The data must be returned in full and exactly as given.
--- Begin PROVIDED DATA ---
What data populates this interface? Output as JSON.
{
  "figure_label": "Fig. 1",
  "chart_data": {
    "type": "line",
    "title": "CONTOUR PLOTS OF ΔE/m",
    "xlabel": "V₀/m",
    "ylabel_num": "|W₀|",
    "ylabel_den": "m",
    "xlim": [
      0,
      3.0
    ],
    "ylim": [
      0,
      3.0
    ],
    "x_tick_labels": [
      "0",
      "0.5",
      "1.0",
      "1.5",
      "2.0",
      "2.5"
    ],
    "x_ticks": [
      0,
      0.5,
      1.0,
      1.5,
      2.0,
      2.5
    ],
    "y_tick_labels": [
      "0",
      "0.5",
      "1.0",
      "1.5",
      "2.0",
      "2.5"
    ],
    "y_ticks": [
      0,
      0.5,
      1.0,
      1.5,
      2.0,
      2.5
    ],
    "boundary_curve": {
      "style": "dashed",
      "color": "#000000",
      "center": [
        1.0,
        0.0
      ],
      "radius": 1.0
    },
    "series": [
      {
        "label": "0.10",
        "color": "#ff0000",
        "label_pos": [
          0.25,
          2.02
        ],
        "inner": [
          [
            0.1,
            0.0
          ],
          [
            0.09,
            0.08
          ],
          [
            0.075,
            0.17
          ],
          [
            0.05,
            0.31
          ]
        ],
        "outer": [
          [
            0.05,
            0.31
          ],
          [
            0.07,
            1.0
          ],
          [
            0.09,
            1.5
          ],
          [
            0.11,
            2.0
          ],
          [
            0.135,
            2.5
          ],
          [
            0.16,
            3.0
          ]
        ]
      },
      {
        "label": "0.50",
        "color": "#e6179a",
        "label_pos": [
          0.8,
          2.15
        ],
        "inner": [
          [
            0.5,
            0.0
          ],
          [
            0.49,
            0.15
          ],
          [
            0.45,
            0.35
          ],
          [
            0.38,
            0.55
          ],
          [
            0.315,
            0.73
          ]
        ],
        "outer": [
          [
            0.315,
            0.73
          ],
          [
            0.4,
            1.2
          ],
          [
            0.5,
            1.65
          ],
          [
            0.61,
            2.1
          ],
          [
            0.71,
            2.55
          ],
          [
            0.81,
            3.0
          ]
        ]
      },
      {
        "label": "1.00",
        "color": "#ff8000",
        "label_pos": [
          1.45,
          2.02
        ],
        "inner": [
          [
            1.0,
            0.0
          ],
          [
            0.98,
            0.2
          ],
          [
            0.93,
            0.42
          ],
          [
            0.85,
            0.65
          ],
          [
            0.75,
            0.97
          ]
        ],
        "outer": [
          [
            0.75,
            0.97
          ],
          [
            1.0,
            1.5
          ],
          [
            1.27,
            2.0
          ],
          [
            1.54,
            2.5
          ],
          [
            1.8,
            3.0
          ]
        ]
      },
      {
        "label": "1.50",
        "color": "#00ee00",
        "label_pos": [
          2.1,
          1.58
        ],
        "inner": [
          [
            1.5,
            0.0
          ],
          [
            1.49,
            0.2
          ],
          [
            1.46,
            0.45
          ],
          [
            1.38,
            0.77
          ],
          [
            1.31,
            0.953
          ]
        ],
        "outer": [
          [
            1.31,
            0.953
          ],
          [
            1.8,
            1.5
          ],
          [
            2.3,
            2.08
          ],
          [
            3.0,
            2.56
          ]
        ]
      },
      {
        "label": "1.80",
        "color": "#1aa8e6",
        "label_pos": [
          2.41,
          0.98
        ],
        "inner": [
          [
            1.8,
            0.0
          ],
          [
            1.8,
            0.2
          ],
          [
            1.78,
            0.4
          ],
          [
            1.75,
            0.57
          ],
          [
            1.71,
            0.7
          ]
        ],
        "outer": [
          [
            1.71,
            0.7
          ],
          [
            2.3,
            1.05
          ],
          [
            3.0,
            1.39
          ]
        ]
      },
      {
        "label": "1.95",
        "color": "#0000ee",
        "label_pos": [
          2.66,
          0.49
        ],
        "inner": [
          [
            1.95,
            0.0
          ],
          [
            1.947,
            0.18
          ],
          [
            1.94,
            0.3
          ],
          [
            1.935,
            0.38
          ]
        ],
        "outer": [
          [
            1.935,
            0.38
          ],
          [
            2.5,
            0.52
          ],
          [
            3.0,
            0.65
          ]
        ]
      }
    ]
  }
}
--- End PROVIDED DATA ---
WRITTEN RESPONSE:
What data populates this interface? Output as JSON.
{
  "figure_label": "Fig. 1",
  "chart_data": {
    "type": "line",
    "title": "CONTOUR PLOTS OF ΔE/m",
    "xlabel": "V₀/m",
    "ylabel_num": "|W₀|",
    "ylabel_den": "m",
    "xlim": [
      0,
      3.0
    ],
    "ylim": [
      0,
      3.0
    ],
    "x_tick_labels": [
      "0",
      "0.5",
      "1.0",
      "1.5",
      "2.0",
      "2.5"
    ],
    "x_ticks": [
      0,
      0.5,
      1.0,
      1.5,
      2.0,
      2.5
    ],
    "y_tick_labels": [
      "0",
      "0.5",
      "1.0",
      "1.5",
      "2.0",
      "2.5"
    ],
    "y_ticks": [
      0,
      0.5,
      1.0,
      1.5,
      2.0,
      2.5
    ],
    "boundary_curve": {
      "style": "dashed",
      "color": "#000000",
      "center": [
        1.0,
        0.0
      ],
      "radius": 1.0
    },
    "series": [
      {
        "label": "0.10",
        "color": "#ff0000",
        "label_pos": [
          0.25,
          2.02
        ],
        "inner": [
          [
            0.1,
            0.0
          ],
          [
            0.09,
            0.08
          ],
          [
            0.075,
            0.17
          ],
          [
            0.05,
            0.31
          ]
        ],
        "outer": [
          [
            0.05,
            0.31
          ],
          [
            0.07,
            1.0
          ],
          [
            0.09,
            1.5
          ],
          [
            0.11,
            2.0
          ],
          [
            0.135,
            2.5
          ],
          [
            0.16,
            3.0
          ]
        ]
      },
      {
        "label": "0.50",
        "color": "#e6179a",
        "label_pos": [
          0.8,
          2.15
        ],
        "inner": [
          [
            0.5,
            0.0
          ],
          [
            0.49,
            0.15
          ],
          [
            0.45,
            0.35
          ],
          [
            0.38,
            0.55
          ],
          [
            0.315,
            0.73
          ]
        ],
        "outer": [
          [
            0.315,
            0.73
          ],
          [
            0.4,
            1.2
          ],
          [
            0.5,
            1.65
          ],
          [
            0.61,
            2.1
          ],
          [
            0.71,
            2.55
          ],
          [
            0.81,
            3.0
          ]
        ]
      },
      {
        "label": "1.00",
        "color": "#ff8000",
        "label_pos": [
          1.45,
          2.02
        ],
        "inner": [
          [
            1.0,
            0.0
          ],
          [
            0.98,
            0.2
          ],
          [
            0.93,
            0.42
          ],
          [
            0.85,
            0.65
          ],
          [
            0.75,
            0.97
          ]
        ],
        "outer": [
          [
            0.75,
            0.97
          ],
          [
            1.0,
            1.5
          ],
          [
            1.27,
            2.0
          ],
          [
            1.54,
            2.5
          ],
          [
            1.8,
            3.0
          ]
        ]
      },
      {
        "label": "1.50",
        "color": "#00ee00",
        "label_pos": [
          2.1,
          1.58
        ],
        "inner": [
          [
            1.5,
            0.0
          ],
          [
            1.49,
            0.2
          ],
          [
            1.46,
            0.45
          ],
          [
            1.38,
            0.77
          ],
          [
            1.31,
            0.953
          ]
        ],
        "outer": [
          [
            1.31,
            0.953
          ],
          [
            1.8,
            1.5
          ],
          [
            2.3,
            2.08
          ],
          [
            3.0,
            2.56
          ]
        ]
      },
      {
        "label": "1.80",
        "color": "#1aa8e6",
        "label_pos": [
          2.41,
          0.98
        ],
        "inner": [
          [
            1.8,
            0.0
          ],
          [
            1.8,
            0.2
          ],
          [
            1.78,
            0.4
          ],
          [
            1.75,
            0.57
          ],
          [
            1.71,
            0.7
          ]
        ],
        "outer": [
          [
            1.71,
            0.7
          ],
          [
            2.3,
            1.05
          ],
          [
            3.0,
            1.39
          ]
        ]
      },
      {
        "label": "1.95",
        "color": "#0000ee",
        "label_pos": [
          2.66,
          0.49
        ],
        "inner": [
          [
            1.95,
            0.0
          ],
          [
            1.947,
            0.18
          ],
          [
            1.94,
            0.3
          ],
          [
            1.935,
            0.38
          ]
        ],
        "outer": [
          [
            1.935,
            0.38
          ],
          [
            2.5,
            0.52
          ],
          [
            3.0,
            0.65
          ]
        ]
      }
    ]
  }
}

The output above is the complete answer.